═══ Information shown

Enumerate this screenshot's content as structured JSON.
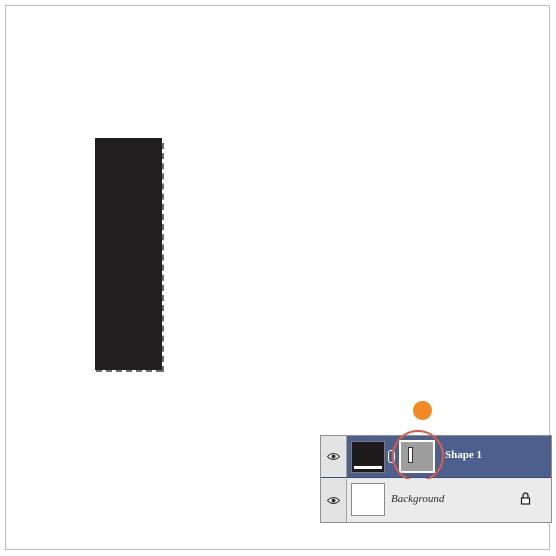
{
  "canvas": {
    "shape_color": "#221f20"
  },
  "step_badge": {
    "color": "#f28a22"
  },
  "layers": [
    {
      "name": "Shape 1",
      "selected": true,
      "icon": "eye-icon"
    },
    {
      "name": "Background",
      "selected": false,
      "icon": "eye-icon",
      "locked_icon": "lock-icon"
    }
  ],
  "colors": {
    "selected_row": "#4d5f8d",
    "highlight": "#e05a44"
  }
}
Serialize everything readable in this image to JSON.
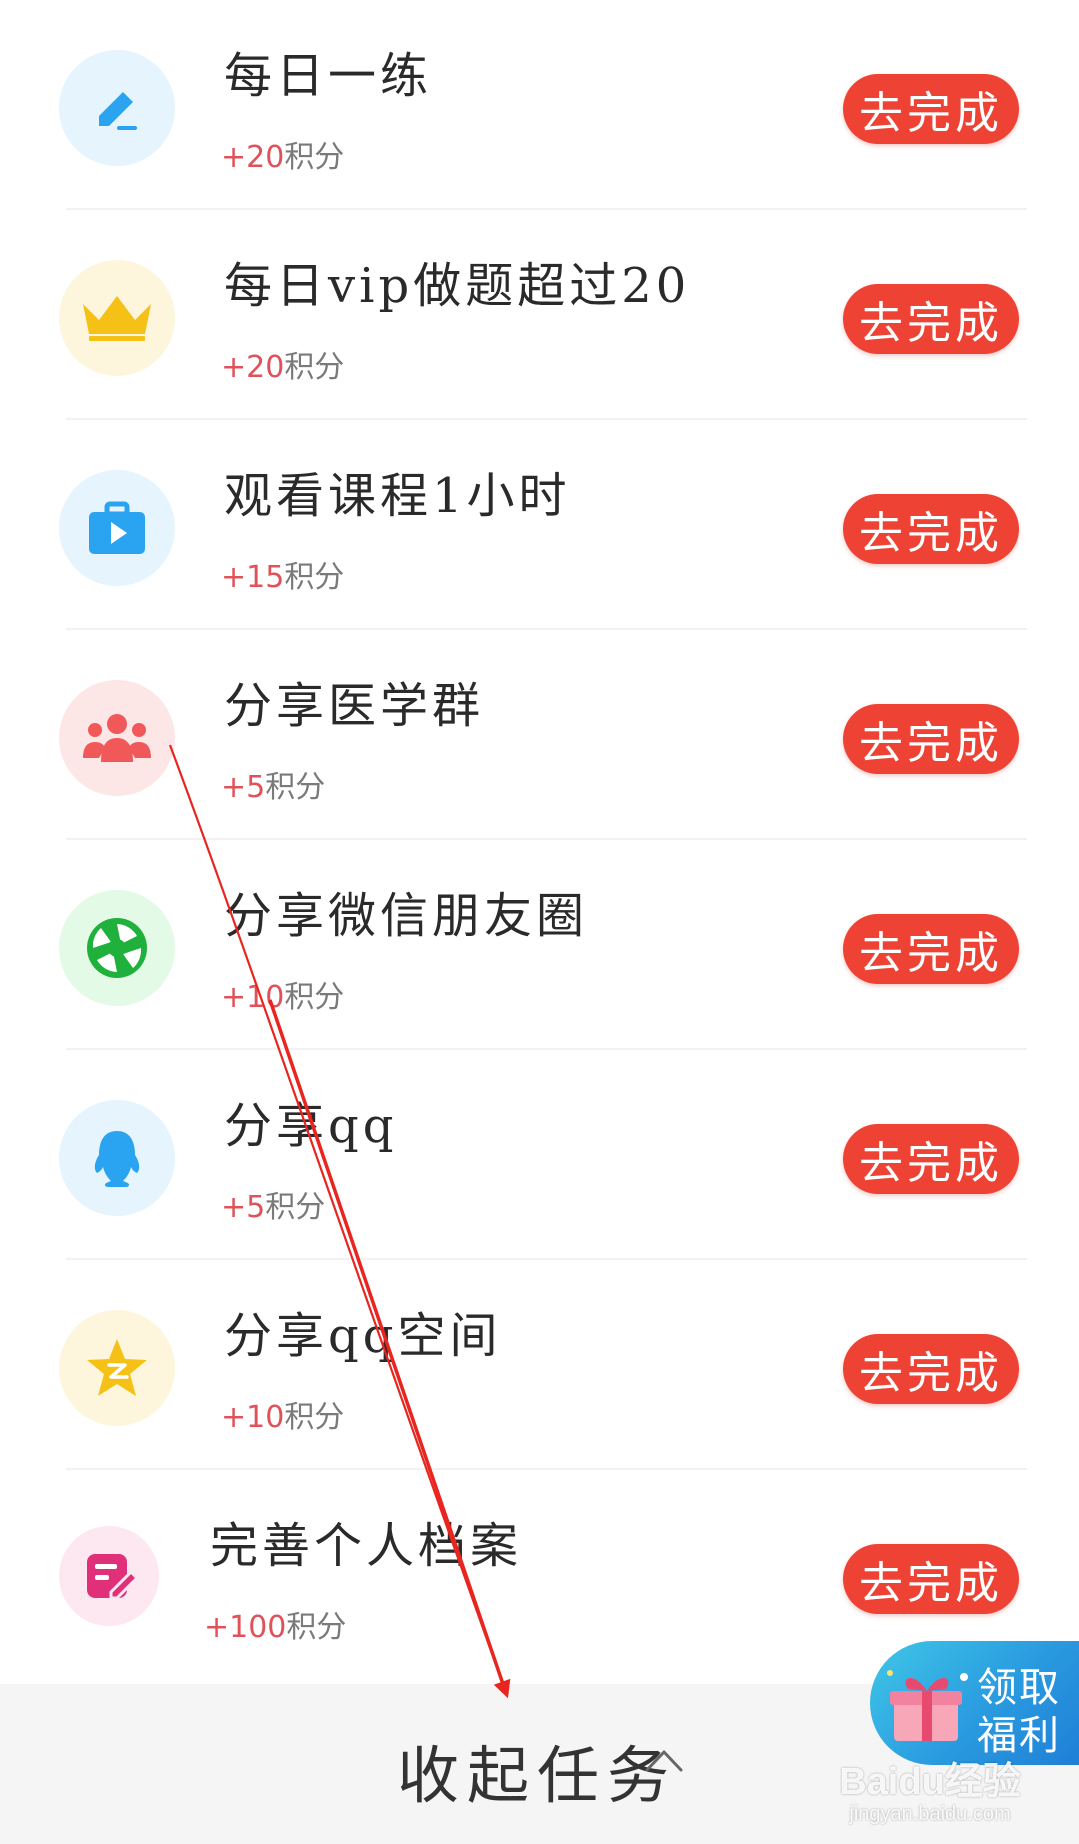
{
  "tasks": [
    {
      "title": "每日一练",
      "points_plus": "+20",
      "points_unit": "积分",
      "button": "去完成",
      "icon": "edit-pencil-icon",
      "icon_bg": "#e5f4fd",
      "icon_color": "#2aa3f0"
    },
    {
      "title": "每日vip做题超过20",
      "points_plus": "+20",
      "points_unit": "积分",
      "button": "去完成",
      "icon": "crown-icon",
      "icon_bg": "#fdf6dc",
      "icon_color": "#f5c116"
    },
    {
      "title": "观看课程1小时",
      "points_plus": "+15",
      "points_unit": "积分",
      "button": "去完成",
      "icon": "video-briefcase-icon",
      "icon_bg": "#e5f4fd",
      "icon_color": "#2aa3f0"
    },
    {
      "title": "分享医学群",
      "points_plus": "+5",
      "points_unit": "积分",
      "button": "去完成",
      "icon": "group-people-icon",
      "icon_bg": "#fde6e6",
      "icon_color": "#f0585a"
    },
    {
      "title": "分享微信朋友圈",
      "points_plus": "+10",
      "points_unit": "积分",
      "button": "去完成",
      "icon": "wechat-moments-icon",
      "icon_bg": "#e3fae6",
      "icon_color": "#1fb13c"
    },
    {
      "title": "分享qq",
      "points_plus": "+5",
      "points_unit": "积分",
      "button": "去完成",
      "icon": "qq-penguin-icon",
      "icon_bg": "#e5f4fd",
      "icon_color": "#2aa3f0"
    },
    {
      "title": "分享qq空间",
      "points_plus": "+10",
      "points_unit": "积分",
      "button": "去完成",
      "icon": "qzone-star-icon",
      "icon_bg": "#fdf6dc",
      "icon_color": "#f5c116"
    },
    {
      "title": "完善个人档案",
      "points_plus": "+100",
      "points_unit": "积分",
      "button": "去完成",
      "icon": "profile-edit-icon",
      "icon_bg": "#fde8f1",
      "icon_color": "#e0307a"
    }
  ],
  "footer": {
    "collapse_label": "收起任务",
    "chevron_icon": "chevron-up-icon"
  },
  "welfare": {
    "line1": "领取",
    "line2": "福利",
    "icon": "gift-box-icon"
  },
  "watermark": {
    "main": "Baidu经验",
    "sub": "jingyan.baidu.com"
  },
  "colors": {
    "button": "#ee4234",
    "annotation_arrow": "#e8251f",
    "points_plus": "#e0525a"
  }
}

══════

▸ **Task directions**
Search the lines for the string "this" and copy every line that has it.

▸ **Reply to the task**
Enumerate this screenshot's content as structured JSON.
Serialize everything readable in this image to JSON.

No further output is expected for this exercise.